*Written problem*
Count the lines below that contain the word "Steuerwesen" and give only that number.

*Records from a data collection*
====

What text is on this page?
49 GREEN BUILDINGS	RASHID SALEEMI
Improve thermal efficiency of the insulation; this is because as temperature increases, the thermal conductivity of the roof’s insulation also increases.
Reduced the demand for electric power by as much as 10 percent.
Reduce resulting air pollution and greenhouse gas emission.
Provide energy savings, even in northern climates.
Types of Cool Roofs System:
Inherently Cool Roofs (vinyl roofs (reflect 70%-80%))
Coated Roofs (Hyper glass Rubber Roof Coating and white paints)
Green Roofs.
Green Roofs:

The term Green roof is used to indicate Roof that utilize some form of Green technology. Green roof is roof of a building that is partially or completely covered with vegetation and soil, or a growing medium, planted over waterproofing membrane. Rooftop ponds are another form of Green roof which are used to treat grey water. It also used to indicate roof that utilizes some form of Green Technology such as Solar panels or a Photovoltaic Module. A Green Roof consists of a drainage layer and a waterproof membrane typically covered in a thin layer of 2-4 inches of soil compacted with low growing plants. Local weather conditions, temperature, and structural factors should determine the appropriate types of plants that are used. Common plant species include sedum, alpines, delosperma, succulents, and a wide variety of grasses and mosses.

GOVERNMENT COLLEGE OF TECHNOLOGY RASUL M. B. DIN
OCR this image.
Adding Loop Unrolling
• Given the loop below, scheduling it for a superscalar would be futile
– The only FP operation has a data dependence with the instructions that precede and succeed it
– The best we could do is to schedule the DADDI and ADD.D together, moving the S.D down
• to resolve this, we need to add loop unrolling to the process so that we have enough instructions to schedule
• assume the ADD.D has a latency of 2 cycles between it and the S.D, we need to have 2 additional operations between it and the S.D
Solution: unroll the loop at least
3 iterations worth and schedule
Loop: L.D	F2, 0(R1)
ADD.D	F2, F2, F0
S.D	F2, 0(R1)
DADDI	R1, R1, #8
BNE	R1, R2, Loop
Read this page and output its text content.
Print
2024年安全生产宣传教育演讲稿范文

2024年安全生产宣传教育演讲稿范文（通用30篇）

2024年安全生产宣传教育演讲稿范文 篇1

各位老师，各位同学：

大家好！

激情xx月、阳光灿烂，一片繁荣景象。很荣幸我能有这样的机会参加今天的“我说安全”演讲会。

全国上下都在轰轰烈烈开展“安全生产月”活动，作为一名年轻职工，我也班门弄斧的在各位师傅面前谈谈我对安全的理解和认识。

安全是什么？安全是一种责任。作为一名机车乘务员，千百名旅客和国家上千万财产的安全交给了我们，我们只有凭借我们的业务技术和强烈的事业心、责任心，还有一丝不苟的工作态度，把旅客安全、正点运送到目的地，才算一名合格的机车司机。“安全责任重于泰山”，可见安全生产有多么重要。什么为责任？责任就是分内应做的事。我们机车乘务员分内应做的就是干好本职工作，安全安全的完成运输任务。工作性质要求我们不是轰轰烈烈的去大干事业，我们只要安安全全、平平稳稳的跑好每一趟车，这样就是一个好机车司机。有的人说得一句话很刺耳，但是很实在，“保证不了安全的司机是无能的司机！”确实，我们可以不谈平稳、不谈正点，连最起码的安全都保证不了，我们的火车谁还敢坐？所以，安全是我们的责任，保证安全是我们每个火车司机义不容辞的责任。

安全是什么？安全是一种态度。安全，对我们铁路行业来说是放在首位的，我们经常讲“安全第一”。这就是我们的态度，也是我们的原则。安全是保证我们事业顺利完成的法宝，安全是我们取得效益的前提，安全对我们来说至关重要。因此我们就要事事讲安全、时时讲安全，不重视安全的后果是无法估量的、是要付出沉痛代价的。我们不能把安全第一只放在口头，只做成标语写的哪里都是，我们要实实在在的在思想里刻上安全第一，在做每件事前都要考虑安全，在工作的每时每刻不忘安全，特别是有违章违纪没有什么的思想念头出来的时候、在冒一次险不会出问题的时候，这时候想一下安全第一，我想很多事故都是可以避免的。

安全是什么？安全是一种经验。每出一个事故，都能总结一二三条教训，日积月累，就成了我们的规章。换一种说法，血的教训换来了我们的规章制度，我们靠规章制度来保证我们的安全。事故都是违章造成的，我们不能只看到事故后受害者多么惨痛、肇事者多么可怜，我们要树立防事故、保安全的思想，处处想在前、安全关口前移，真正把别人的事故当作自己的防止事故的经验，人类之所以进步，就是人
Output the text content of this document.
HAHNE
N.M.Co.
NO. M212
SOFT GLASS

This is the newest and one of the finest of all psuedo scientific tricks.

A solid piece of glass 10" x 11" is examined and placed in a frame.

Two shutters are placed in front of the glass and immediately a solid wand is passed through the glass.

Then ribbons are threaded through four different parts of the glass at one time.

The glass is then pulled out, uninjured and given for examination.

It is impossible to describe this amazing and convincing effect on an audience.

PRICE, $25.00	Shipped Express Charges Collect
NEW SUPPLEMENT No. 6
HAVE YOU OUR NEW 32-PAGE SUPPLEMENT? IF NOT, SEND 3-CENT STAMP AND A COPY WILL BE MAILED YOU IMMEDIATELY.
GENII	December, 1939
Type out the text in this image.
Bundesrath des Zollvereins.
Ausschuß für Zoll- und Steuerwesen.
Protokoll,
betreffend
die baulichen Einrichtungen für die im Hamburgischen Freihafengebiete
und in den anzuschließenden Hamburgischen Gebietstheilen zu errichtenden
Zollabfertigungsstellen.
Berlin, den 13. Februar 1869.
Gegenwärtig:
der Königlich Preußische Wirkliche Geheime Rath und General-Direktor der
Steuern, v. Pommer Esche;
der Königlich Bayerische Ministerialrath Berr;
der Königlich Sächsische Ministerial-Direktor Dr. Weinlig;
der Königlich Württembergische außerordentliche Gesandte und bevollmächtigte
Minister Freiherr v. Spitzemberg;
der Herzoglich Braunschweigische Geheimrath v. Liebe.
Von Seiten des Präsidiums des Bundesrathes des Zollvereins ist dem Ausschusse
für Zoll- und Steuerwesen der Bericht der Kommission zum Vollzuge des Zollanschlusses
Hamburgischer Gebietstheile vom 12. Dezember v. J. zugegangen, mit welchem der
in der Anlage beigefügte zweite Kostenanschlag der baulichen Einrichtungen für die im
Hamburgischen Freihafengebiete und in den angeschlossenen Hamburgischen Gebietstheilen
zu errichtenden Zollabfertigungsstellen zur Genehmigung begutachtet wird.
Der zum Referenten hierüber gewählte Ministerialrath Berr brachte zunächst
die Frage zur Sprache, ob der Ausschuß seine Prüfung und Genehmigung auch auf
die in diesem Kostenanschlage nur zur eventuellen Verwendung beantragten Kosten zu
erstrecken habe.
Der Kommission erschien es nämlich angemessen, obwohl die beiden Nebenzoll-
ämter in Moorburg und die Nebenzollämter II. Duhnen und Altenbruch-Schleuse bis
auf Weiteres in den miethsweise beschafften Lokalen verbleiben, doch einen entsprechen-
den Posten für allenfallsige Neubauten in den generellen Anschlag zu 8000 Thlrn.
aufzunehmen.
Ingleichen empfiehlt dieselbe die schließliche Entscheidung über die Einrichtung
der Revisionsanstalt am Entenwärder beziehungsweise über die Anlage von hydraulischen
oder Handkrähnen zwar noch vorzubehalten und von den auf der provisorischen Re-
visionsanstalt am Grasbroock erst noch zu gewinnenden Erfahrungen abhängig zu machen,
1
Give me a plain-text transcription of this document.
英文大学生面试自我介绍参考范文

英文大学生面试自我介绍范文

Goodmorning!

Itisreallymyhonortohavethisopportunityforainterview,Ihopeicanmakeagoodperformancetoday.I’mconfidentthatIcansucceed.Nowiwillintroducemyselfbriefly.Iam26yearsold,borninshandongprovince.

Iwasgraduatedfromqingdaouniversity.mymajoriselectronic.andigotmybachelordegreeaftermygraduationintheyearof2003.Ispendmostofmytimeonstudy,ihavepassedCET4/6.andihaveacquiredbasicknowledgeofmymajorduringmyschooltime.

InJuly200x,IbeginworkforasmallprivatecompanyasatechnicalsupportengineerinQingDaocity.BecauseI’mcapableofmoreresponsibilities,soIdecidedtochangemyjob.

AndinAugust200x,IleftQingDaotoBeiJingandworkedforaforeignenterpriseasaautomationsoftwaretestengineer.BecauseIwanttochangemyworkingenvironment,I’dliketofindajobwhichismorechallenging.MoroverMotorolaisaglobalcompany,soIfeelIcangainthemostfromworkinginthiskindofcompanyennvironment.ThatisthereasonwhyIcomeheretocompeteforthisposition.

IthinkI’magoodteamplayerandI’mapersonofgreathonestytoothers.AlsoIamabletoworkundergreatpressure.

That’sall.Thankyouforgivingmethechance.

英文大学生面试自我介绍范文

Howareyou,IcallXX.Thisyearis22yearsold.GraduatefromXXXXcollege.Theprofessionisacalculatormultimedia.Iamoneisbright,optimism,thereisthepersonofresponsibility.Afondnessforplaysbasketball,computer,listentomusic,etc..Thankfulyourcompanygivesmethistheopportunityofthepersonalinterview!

====

*Final result*
2